┌────────
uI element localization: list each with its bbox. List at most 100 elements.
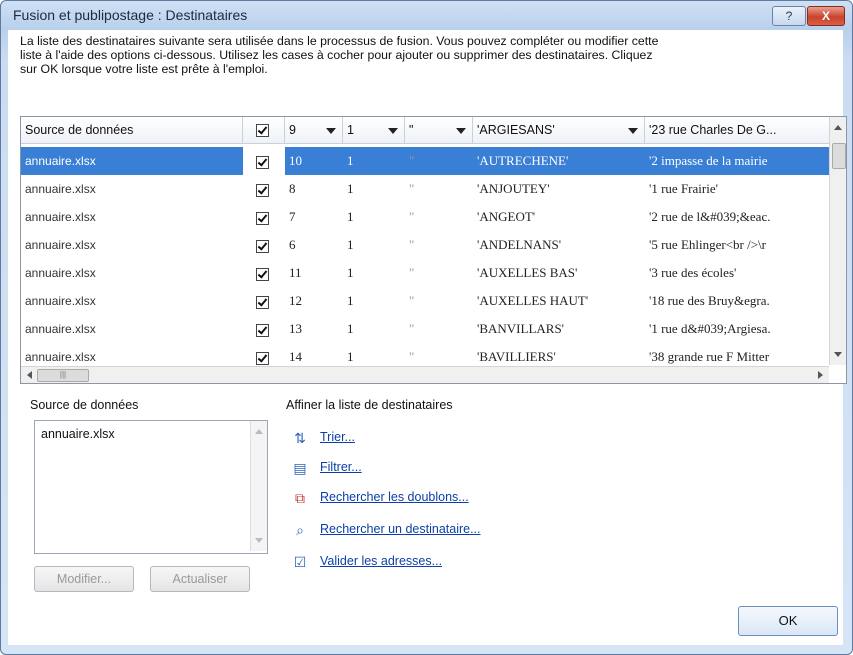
cell-include[interactable] (243, 175, 285, 203)
data-source-item[interactable]: annuaire.xlsx (41, 427, 115, 441)
chevron-down-icon[interactable] (388, 128, 398, 134)
cell-source[interactable]: annuaire.xlsx (21, 259, 243, 287)
cell-col-1[interactable]: 1 (343, 147, 405, 175)
cell-col-quote[interactable]: " (405, 287, 473, 315)
table-row[interactable]: annuaire.xlsx 6 1 " 'ANDELNANS' '5 rue Ehling… (21, 231, 831, 259)
table-row[interactable]: annuaire.xlsx 11 1 " 'AUXELLES BAS' '3 rue de… (21, 259, 831, 287)
column-header-address[interactable]: '23 rue Charles De G... (645, 117, 825, 143)
scroll-left-icon[interactable] (27, 371, 32, 379)
cell-address[interactable]: '18 rue des Bruy&egra. (645, 287, 831, 315)
cell-source[interactable]: annuaire.xlsx (21, 175, 243, 203)
include-checkbox[interactable] (256, 351, 269, 365)
include-checkbox[interactable] (256, 211, 269, 225)
cell-commune[interactable]: 'AUXELLES HAUT' (473, 287, 645, 315)
cell-commune[interactable]: 'ANGEOT' (473, 203, 645, 231)
vertical-scrollbar[interactable] (829, 117, 846, 365)
refresh-button[interactable]: Actualiser (150, 566, 250, 592)
cell-source[interactable]: annuaire.xlsx (21, 203, 243, 231)
scroll-up-icon[interactable] (255, 429, 263, 434)
cell-col-1[interactable]: 1 (343, 287, 405, 315)
scroll-up-icon[interactable] (834, 125, 842, 130)
cell-col-1[interactable]: 1 (343, 315, 405, 343)
cell-col-quote[interactable]: " (405, 315, 473, 343)
column-header-source[interactable]: Source de données (21, 117, 243, 143)
chevron-down-icon[interactable] (628, 128, 638, 134)
scroll-thumb[interactable] (832, 143, 846, 169)
scroll-thumb[interactable]: ||| (37, 369, 89, 382)
find-recipient-link[interactable]: Rechercher un destinataire... (320, 522, 481, 536)
cell-col-9[interactable]: 12 (285, 287, 343, 315)
cell-col-1[interactable]: 1 (343, 259, 405, 287)
sort-link[interactable]: Trier... (320, 430, 355, 444)
table-row[interactable]: annuaire.xlsx 8 1 " 'ANJOUTEY' '1 rue Frairie… (21, 175, 831, 203)
cell-address[interactable]: '3 rue des écoles' (645, 259, 831, 287)
cell-source[interactable]: annuaire.xlsx (21, 147, 243, 175)
horizontal-scrollbar[interactable]: ||| (21, 366, 829, 383)
cell-source[interactable]: annuaire.xlsx (21, 315, 243, 343)
cell-commune[interactable]: 'ANDELNANS' (473, 231, 645, 259)
column-header-1[interactable]: 1 (343, 117, 405, 143)
close-button[interactable]: X (807, 6, 845, 26)
cell-include[interactable] (243, 259, 285, 287)
cell-col-quote[interactable]: " (405, 231, 473, 259)
recipients-grid[interactable]: Source de données 9 1 " 'ARGIESANS' '23 … (20, 116, 847, 384)
include-checkbox[interactable] (256, 239, 269, 253)
find-duplicates-link[interactable]: Rechercher les doublons... (320, 490, 469, 504)
cell-col-1[interactable]: 1 (343, 175, 405, 203)
scroll-down-icon[interactable] (834, 352, 842, 357)
cell-address[interactable]: '1 rue Frairie' (645, 175, 831, 203)
cell-include[interactable] (243, 203, 285, 231)
table-row[interactable]: annuaire.xlsx 7 1 " 'ANGEOT' '2 rue de l&#039… (21, 203, 831, 231)
cell-commune[interactable]: 'ANJOUTEY' (473, 175, 645, 203)
cell-include[interactable] (243, 315, 285, 343)
validate-addresses-link[interactable]: Valider les adresses... (320, 554, 442, 568)
cell-col-9[interactable]: 10 (285, 147, 343, 175)
cell-col-quote[interactable]: " (405, 259, 473, 287)
modify-button[interactable]: Modifier... (34, 566, 134, 592)
cell-col-9[interactable]: 11 (285, 259, 343, 287)
table-row[interactable]: annuaire.xlsx 12 1 " 'AUXELLES HAUT' '18 rue … (21, 287, 831, 315)
cell-col-1[interactable]: 1 (343, 231, 405, 259)
cell-include[interactable] (243, 287, 285, 315)
cell-commune[interactable]: 'AUTRECHENE' (473, 147, 645, 175)
help-button[interactable]: ? (772, 6, 806, 26)
cell-col-9[interactable]: 6 (285, 231, 343, 259)
table-row[interactable]: annuaire.xlsx 13 1 " 'BANVILLARS' '1 rue d&#0… (21, 315, 831, 343)
cell-col-9[interactable]: 13 (285, 315, 343, 343)
cell-address[interactable]: '2 impasse de la mairie (645, 147, 831, 175)
include-checkbox[interactable] (256, 323, 269, 337)
include-checkbox[interactable] (256, 183, 269, 197)
select-all-checkbox[interactable] (256, 124, 269, 138)
cell-col-9[interactable]: 7 (285, 203, 343, 231)
cell-include[interactable] (243, 231, 285, 259)
cell-address[interactable]: '2 rue de l&#039;&eac. (645, 203, 831, 231)
chevron-down-icon[interactable] (326, 128, 336, 134)
list-scrollbar[interactable] (250, 421, 267, 551)
cell-source[interactable]: annuaire.xlsx (21, 287, 243, 315)
cell-col-1[interactable]: 1 (343, 203, 405, 231)
cell-col-quote[interactable]: " (405, 203, 473, 231)
cell-include[interactable] (243, 147, 285, 175)
cell-address[interactable]: '1 rue d&#039;Argiesa. (645, 315, 831, 343)
scroll-right-icon[interactable] (818, 371, 823, 379)
filter-link[interactable]: Filtrer... (320, 460, 362, 474)
cell-commune[interactable]: 'BANVILLARS' (473, 315, 645, 343)
cell-address[interactable]: '5 rue Ehlinger<br />\r (645, 231, 831, 259)
data-source-list[interactable]: annuaire.xlsx (34, 420, 268, 554)
chevron-down-icon[interactable] (456, 128, 466, 134)
include-checkbox[interactable] (256, 267, 269, 281)
ok-button[interactable]: OK (738, 606, 838, 636)
cell-commune[interactable]: 'AUXELLES BAS' (473, 259, 645, 287)
column-header-9[interactable]: 9 (285, 117, 343, 143)
include-checkbox[interactable] (256, 295, 269, 309)
table-row[interactable]: annuaire.xlsx 10 1 " 'AUTRECHENE' '2 impasse … (21, 147, 831, 175)
cell-col-9[interactable]: 8 (285, 175, 343, 203)
scroll-down-icon[interactable] (255, 538, 263, 543)
column-header-quote[interactable]: " (405, 117, 473, 143)
column-header-check[interactable] (243, 117, 285, 143)
column-header-argiesans[interactable]: 'ARGIESANS' (473, 117, 645, 143)
include-checkbox[interactable] (256, 155, 269, 169)
cell-col-quote[interactable]: " (405, 147, 473, 175)
cell-source[interactable]: annuaire.xlsx (21, 231, 243, 259)
cell-col-quote[interactable]: " (405, 175, 473, 203)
└────────
■ **What you will do**:
Reproduce the items with every "include-checkbox" swapped for "select-checkbox" and everything else unchanged, leaving out the pictures.

■ **Task result**:
uI element localization: list each with its bbox. List at most 100 elements.
cell-include[interactable] (243, 175, 285, 203)
data-source-item[interactable]: annuaire.xlsx (41, 427, 115, 441)
chevron-down-icon[interactable] (388, 128, 398, 134)
cell-source[interactable]: annuaire.xlsx (21, 259, 243, 287)
cell-col-1[interactable]: 1 (343, 147, 405, 175)
cell-col-quote[interactable]: " (405, 287, 473, 315)
table-row[interactable]: annuaire.xlsx 6 1 " 'ANDELNANS' '5 rue Ehling… (21, 231, 831, 259)
table-row[interactable]: annuaire.xlsx 11 1 " 'AUXELLES BAS' '3 rue de… (21, 259, 831, 287)
column-header-address[interactable]: '23 rue Charles De G... (645, 117, 825, 143)
scroll-left-icon[interactable] (27, 371, 32, 379)
cell-address[interactable]: '18 rue des Bruy&egra. (645, 287, 831, 315)
cell-source[interactable]: annuaire.xlsx (21, 175, 243, 203)
select-checkbox[interactable] (256, 351, 269, 365)
select-checkbox[interactable] (256, 211, 269, 225)
cell-commune[interactable]: 'AUXELLES HAUT' (473, 287, 645, 315)
cell-commune[interactable]: 'ANGEOT' (473, 203, 645, 231)
vertical-scrollbar[interactable] (829, 117, 846, 365)
refresh-button[interactable]: Actualiser (150, 566, 250, 592)
cell-source[interactable]: annuaire.xlsx (21, 203, 243, 231)
scroll-up-icon[interactable] (255, 429, 263, 434)
cell-col-1[interactable]: 1 (343, 287, 405, 315)
scroll-up-icon[interactable] (834, 125, 842, 130)
cell-col-1[interactable]: 1 (343, 315, 405, 343)
cell-col-quote[interactable]: " (405, 315, 473, 343)
column-header-source[interactable]: Source de données (21, 117, 243, 143)
chevron-down-icon[interactable] (628, 128, 638, 134)
scroll-thumb[interactable] (832, 143, 846, 169)
scroll-thumb[interactable]: ||| (37, 369, 89, 382)
find-recipient-link[interactable]: Rechercher un destinataire... (320, 522, 481, 536)
cell-col-9[interactable]: 12 (285, 287, 343, 315)
cell-col-1[interactable]: 1 (343, 259, 405, 287)
sort-link[interactable]: Trier... (320, 430, 355, 444)
table-row[interactable]: annuaire.xlsx 8 1 " 'ANJOUTEY' '1 rue Frairie… (21, 175, 831, 203)
cell-address[interactable]: '3 rue des écoles' (645, 259, 831, 287)
cell-source[interactable]: annuaire.xlsx (21, 147, 243, 175)
horizontal-scrollbar[interactable]: ||| (21, 366, 829, 383)
cell-source[interactable]: annuaire.xlsx (21, 315, 243, 343)
cell-commune[interactable]: 'ANDELNANS' (473, 231, 645, 259)
column-header-1[interactable]: 1 (343, 117, 405, 143)
close-button[interactable]: X (807, 6, 845, 26)
cell-include[interactable] (243, 259, 285, 287)
cell-col-quote[interactable]: " (405, 231, 473, 259)
recipients-grid[interactable]: Source de données 9 1 " 'ARGIESANS' '23 … (20, 116, 847, 384)
select-checkbox[interactable] (256, 239, 269, 253)
find-duplicates-link[interactable]: Rechercher les doublons... (320, 490, 469, 504)
cell-col-1[interactable]: 1 (343, 175, 405, 203)
scroll-down-icon[interactable] (834, 352, 842, 357)
cell-address[interactable]: '1 rue Frairie' (645, 175, 831, 203)
cell-include[interactable] (243, 203, 285, 231)
table-row[interactable]: annuaire.xlsx 7 1 " 'ANGEOT' '2 rue de l&#039… (21, 203, 831, 231)
cell-commune[interactable]: 'ANJOUTEY' (473, 175, 645, 203)
cell-include[interactable] (243, 315, 285, 343)
validate-addresses-link[interactable]: Valider les adresses... (320, 554, 442, 568)
cell-col-9[interactable]: 10 (285, 147, 343, 175)
cell-col-quote[interactable]: " (405, 259, 473, 287)
modify-button[interactable]: Modifier... (34, 566, 134, 592)
cell-col-9[interactable]: 11 (285, 259, 343, 287)
table-row[interactable]: annuaire.xlsx 12 1 " 'AUXELLES HAUT' '18 rue … (21, 287, 831, 315)
cell-col-1[interactable]: 1 (343, 231, 405, 259)
cell-include[interactable] (243, 287, 285, 315)
cell-commune[interactable]: 'AUTRECHENE' (473, 147, 645, 175)
help-button[interactable]: ? (772, 6, 806, 26)
cell-col-9[interactable]: 6 (285, 231, 343, 259)
table-row[interactable]: annuaire.xlsx 13 1 " 'BANVILLARS' '1 rue d&#0… (21, 315, 831, 343)
cell-col-9[interactable]: 13 (285, 315, 343, 343)
cell-address[interactable]: '2 impasse de la mairie (645, 147, 831, 175)
select-checkbox[interactable] (256, 323, 269, 337)
select-checkbox[interactable] (256, 183, 269, 197)
select-all-checkbox[interactable] (256, 124, 269, 138)
cell-col-9[interactable]: 7 (285, 203, 343, 231)
cell-include[interactable] (243, 231, 285, 259)
cell-address[interactable]: '2 rue de l&#039;&eac. (645, 203, 831, 231)
chevron-down-icon[interactable] (326, 128, 336, 134)
list-scrollbar[interactable] (250, 421, 267, 551)
cell-source[interactable]: annuaire.xlsx (21, 287, 243, 315)
cell-col-1[interactable]: 1 (343, 203, 405, 231)
cell-col-quote[interactable]: " (405, 203, 473, 231)
cell-include[interactable] (243, 147, 285, 175)
cell-address[interactable]: '1 rue d&#039;Argiesa. (645, 315, 831, 343)
scroll-right-icon[interactable] (818, 371, 823, 379)
filter-link[interactable]: Filtrer... (320, 460, 362, 474)
cell-commune[interactable]: 'BANVILLARS' (473, 315, 645, 343)
cell-address[interactable]: '5 rue Ehlinger<br />\r (645, 231, 831, 259)
data-source-list[interactable]: annuaire.xlsx (34, 420, 268, 554)
chevron-down-icon[interactable] (456, 128, 466, 134)
select-checkbox[interactable] (256, 267, 269, 281)
ok-button[interactable]: OK (738, 606, 838, 636)
cell-commune[interactable]: 'AUXELLES BAS' (473, 259, 645, 287)
column-header-9[interactable]: 9 (285, 117, 343, 143)
select-checkbox[interactable] (256, 295, 269, 309)
table-row[interactable]: annuaire.xlsx 10 1 " 'AUTRECHENE' '2 impasse … (21, 147, 831, 175)
cell-col-9[interactable]: 8 (285, 175, 343, 203)
scroll-down-icon[interactable] (255, 538, 263, 543)
column-header-quote[interactable]: " (405, 117, 473, 143)
column-header-check[interactable] (243, 117, 285, 143)
column-header-argiesans[interactable]: 'ARGIESANS' (473, 117, 645, 143)
select-checkbox[interactable] (256, 155, 269, 169)
cell-col-quote[interactable]: " (405, 147, 473, 175)
cell-source[interactable]: annuaire.xlsx (21, 231, 243, 259)
cell-col-quote[interactable]: " (405, 175, 473, 203)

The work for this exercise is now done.